Work to complete
How many lines hold the string "Utilities"? Give only the number.

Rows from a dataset
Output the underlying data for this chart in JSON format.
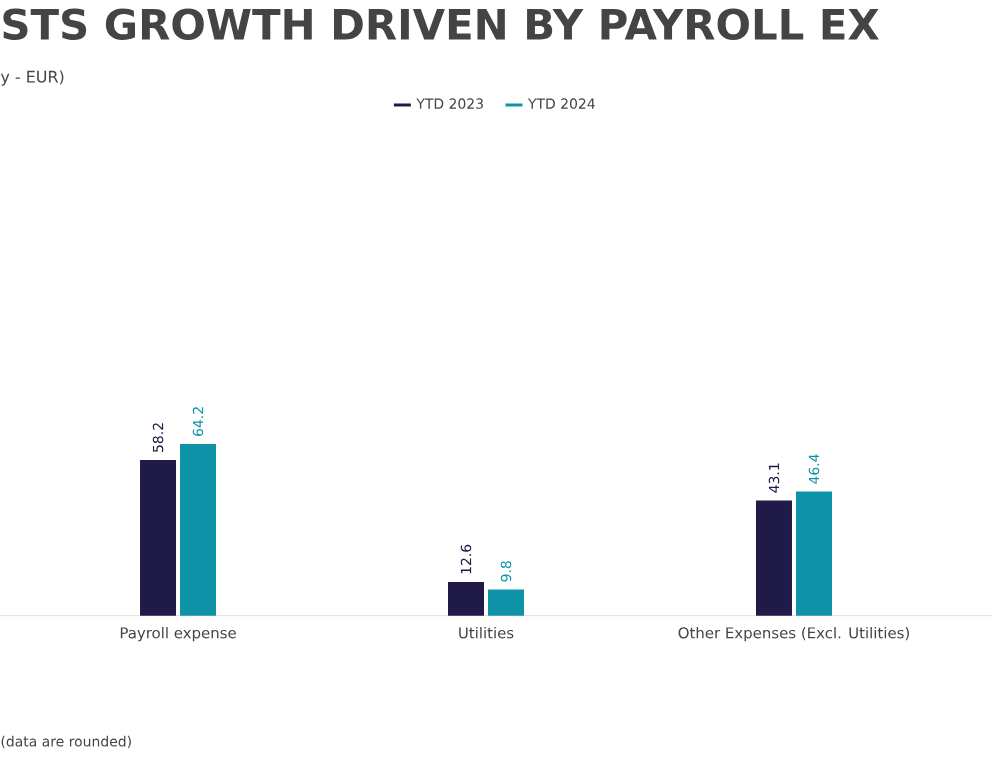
{
  "chart_data": {
    "type": "bar",
    "title": "STS GROWTH DRIVEN BY PAYROLL EX",
    "subtitle": "y - EUR)",
    "categories": [
      "Payroll expense",
      "Utilities",
      "Other Expenses (Excl. Utilities)"
    ],
    "series": [
      {
        "name": "YTD 2023",
        "color": "#1f1a47",
        "values": [
          58.2,
          12.6,
          43.1
        ]
      },
      {
        "name": "YTD 2024",
        "color": "#0e93a8",
        "values": [
          64.2,
          9.8,
          46.4
        ]
      }
    ],
    "data_labels": true,
    "legend": "top",
    "annotations": [
      "(data are rounded)"
    ]
  }
}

Output of the task
2